Stored records »
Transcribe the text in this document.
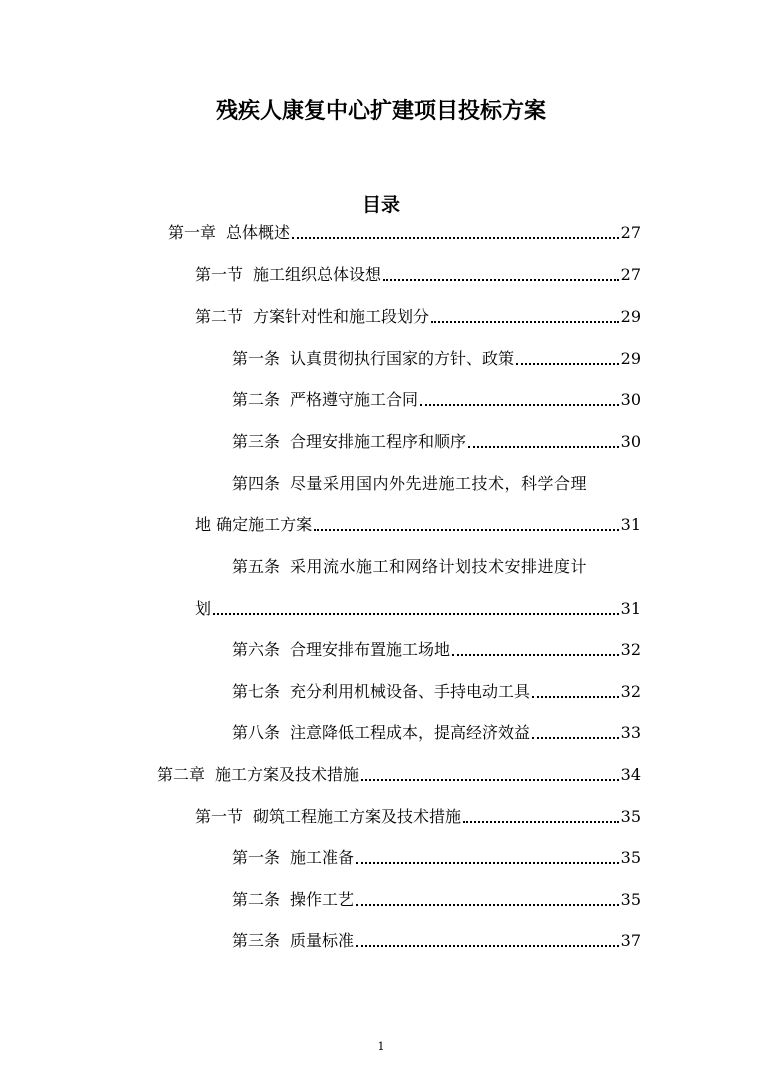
残疾人康复中心扩建项目投标方案
目录
第一章 总体概述	27
第一节 施工组织总体设想	27
第二节 方案针对性和施工段划分	29
第一条 认真贯彻执行国家的方针、政策	29
第二条 严格遵守施工合同	30
第三条 合理安排施工程序和顺序	30
第四条 尽量采用国内外先进施工技术，科学合理
地 确定施工方案	31
第五条 采用流水施工和网络计划技术安排进度计
划	31
第六条 合理安排布置施工场地	32
第七条 充分利用机械设备、手持电动工具	32
第八条 注意降低工程成本，提高经济效益	33
第二章 施工方案及技术措施	34
第一节 砌筑工程施工方案及技术措施	35
第一条 施工准备	35
第二条 操作工艺	35
第三条 质量标准	37
1
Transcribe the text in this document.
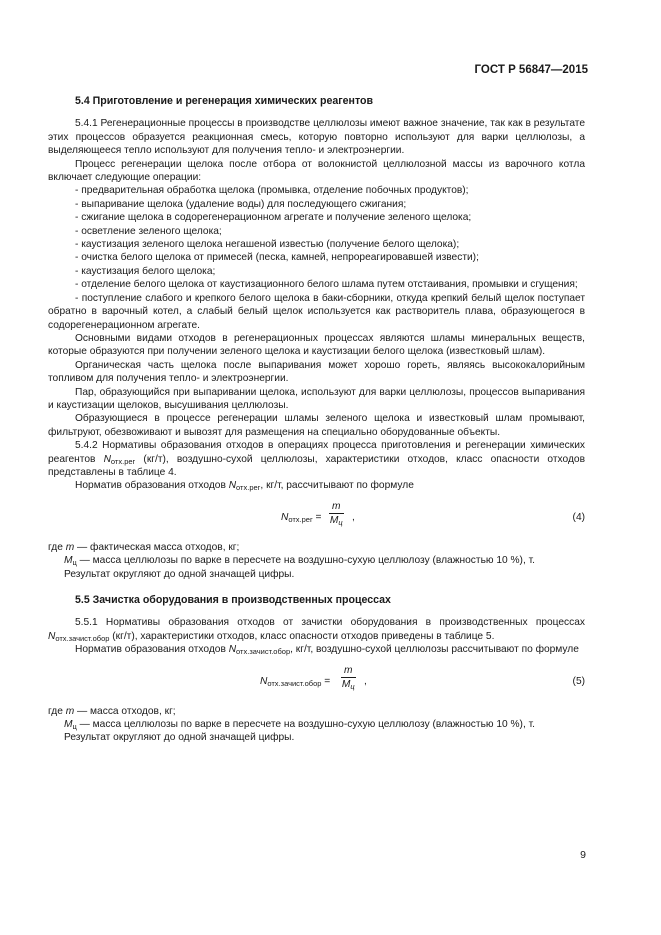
ГОСТ Р 56847—2015
5.4 Приготовление и регенерация химических реагентов

5.4.1 Регенерационные процессы в производстве целлюлозы имеют важное значение, так как в результате этих процессов образуется реакционная смесь, которую повторно используют для варки целлюлозы, а выделяющееся тепло используют для получения тепло- и электроэнергии.

Процесс регенерации щелока после отбора от волокнистой целлюлозной массы из варочного котла включает следующие операции:

- предварительная обработка щелока (промывка, отделение побочных продуктов);

- выпаривание щелока (удаление воды) для последующего сжигания;

- сжигание щелока в содорегенерационном агрегате и получение зеленого щелока;

- осветление зеленого щелока;

- каустизация зеленого щелока негашеной известью (получение белого щелока);

- очистка белого щелока от примесей (песка, камней, непрореагировавшей извести);

- каустизация белого щелока;

- отделение белого щелока от каустизационного белого шлама путем отстаивания, промывки и сгущения;

- поступление слабого и крепкого белого щелока в баки-сборники, откуда крепкий белый щелок поступает обратно в варочный котел, а слабый белый щелок используется как растворитель плава, образующегося в содорегенерационном агрегате.

Основными видами отходов в регенерационных процессах являются шламы минеральных веществ, которые образуются при получении зеленого щелока и каустизации белого щелока (известковый шлам).

Органическая часть щелока после выпаривания может хорошо гореть, являясь высококалорийным топливом для получения тепло- и электроэнергии.

Пар, образующийся при выпаривании щелока, используют для варки целлюлозы, процессов выпаривания и каустизации щелоков, высушивания целлюлозы.

Образующиеся в процессе регенерации шламы зеленого щелока и известковый шлам промывают, фильтруют, обезвоживают и вывозят для размещения на специально оборудованные объекты.

5.4.2 Нормативы образования отходов в операциях процесса приготовления и регенерации химических реагентов $N_{отх.рег}$ (кг/т), воздушно-сухой целлюлозы, характеристики отходов, класс опасности отходов представлены в таблице 4.

Норматив образования отходов $N_{отх.рег}$, кг/т, рассчитывают по формуле

$N_{отх.рег}$ =
m
$M_ц$ ,	(4)

где m — фактическая масса отходов, кг;

$M_ц$ — масса целлюлозы по варке в пересчете на воздушно-сухую целлюлозу (влажностью 10 %), т.

Результат округляют до одной значащей цифры.

5.5 Зачистка оборудования в производственных процессах

5.5.1 Нормативы образования отходов от зачистки оборудования в производственных процессах $N_{отх.зачист.обор}$ (кг/т), характеристики отходов, класс опасности отходов приведены в таблице 5.

Норматив образования отходов $N_{отх.зачист.обор}$, кг/т, воздушно-сухой целлюлозы рассчитывают по формуле

$N_{отх.зачист.обор}$ =
m
$M_ц$ ,	(5)

где m — масса отходов, кг;

$M_ц$ — масса целлюлозы по варке в пересчете на воздушно-сухую целлюлозу (влажностью 10 %), т.

Результат округляют до одной значащей цифры.

9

YOUR TASK » From start to finish, output the listing exactly, but omit its pictures.

FINISHED TASK »
Transcribe the text in this document.
残疾人康复中心扩建项目投标方案
目录
第一章 总体概述	27
第一节 施工组织总体设想	27
第二节 方案针对性和施工段划分	29
第一条 认真贯彻执行国家的方针、政策	29
第二条 严格遵守施工合同	30
第三条 合理安排施工程序和顺序	30
第四条 尽量采用国内外先进施工技术，科学合理
地 确定施工方案	31
第五条 采用流水施工和网络计划技术安排进度计
划	31
第六条 合理安排布置施工场地	32
第七条 充分利用机械设备、手持电动工具	32
第八条 注意降低工程成本，提高经济效益	33
第二章 施工方案及技术措施	34
第一节 砌筑工程施工方案及技术措施	35
第一条 施工准备	35
第二条 操作工艺	35
第三条 质量标准	37
1
Transcribe the text in this document.
ГОСТ Р 56847—2015
5.4 Приготовление и регенерация химических реагентов

5.4.1 Регенерационные процессы в производстве целлюлозы имеют важное значение, так как в результате этих процессов образуется реакционная смесь, которую повторно используют для варки целлюлозы, а выделяющееся тепло используют для получения тепло- и электроэнергии.

Процесс регенерации щелока после отбора от волокнистой целлюлозной массы из варочного котла включает следующие операции:

- предварительная обработка щелока (промывка, отделение побочных продуктов);

- выпаривание щелока (удаление воды) для последующего сжигания;

- сжигание щелока в содорегенерационном агрегате и получение зеленого щелока;

- осветление зеленого щелока;

- каустизация зеленого щелока негашеной известью (получение белого щелока);

- очистка белого щелока от примесей (песка, камней, непрореагировавшей извести);

- каустизация белого щелока;

- отделение белого щелока от каустизационного белого шлама путем отстаивания, промывки и сгущения;

- поступление слабого и крепкого белого щелока в баки-сборники, откуда крепкий белый щелок поступает обратно в варочный котел, а слабый белый щелок используется как растворитель плава, образующегося в содорегенерационном агрегате.

Основными видами отходов в регенерационных процессах являются шламы минеральных веществ, которые образуются при получении зеленого щелока и каустизации белого щелока (известковый шлам).

Органическая часть щелока после выпаривания может хорошо гореть, являясь высококалорийным топливом для получения тепло- и электроэнергии.

Пар, образующийся при выпаривании щелока, используют для варки целлюлозы, процессов выпаривания и каустизации щелоков, высушивания целлюлозы.

Образующиеся в процессе регенерации шламы зеленого щелока и известковый шлам промывают, фильтруют, обезвоживают и вывозят для размещения на специально оборудованные объекты.

5.4.2 Нормативы образования отходов в операциях процесса приготовления и регенерации химических реагентов $N_{отх.рег}$ (кг/т), воздушно-сухой целлюлозы, характеристики отходов, класс опасности отходов представлены в таблице 4.

Норматив образования отходов $N_{отх.рег}$, кг/т, рассчитывают по формуле

$N_{отх.рег}$ =
m
$M_ц$ ,	(4)

где m — фактическая масса отходов, кг;

$M_ц$ — масса целлюлозы по варке в пересчете на воздушно-сухую целлюлозу (влажностью 10 %), т.

Результат округляют до одной значащей цифры.

5.5 Зачистка оборудования в производственных процессах

5.5.1 Нормативы образования отходов от зачистки оборудования в производственных процессах $N_{отх.зачист.обор}$ (кг/т), характеристики отходов, класс опасности отходов приведены в таблице 5.

Норматив образования отходов $N_{отх.зачист.обор}$, кг/т, воздушно-сухой целлюлозы рассчитывают по формуле

$N_{отх.зачист.обор}$ =
m
$M_ц$ ,	(5)

где m — масса отходов, кг;

$M_ц$ — масса целлюлозы по варке в пересчете на воздушно-сухую целлюлозу (влажностью 10 %), т.

Результат округляют до одной значащей цифры.

9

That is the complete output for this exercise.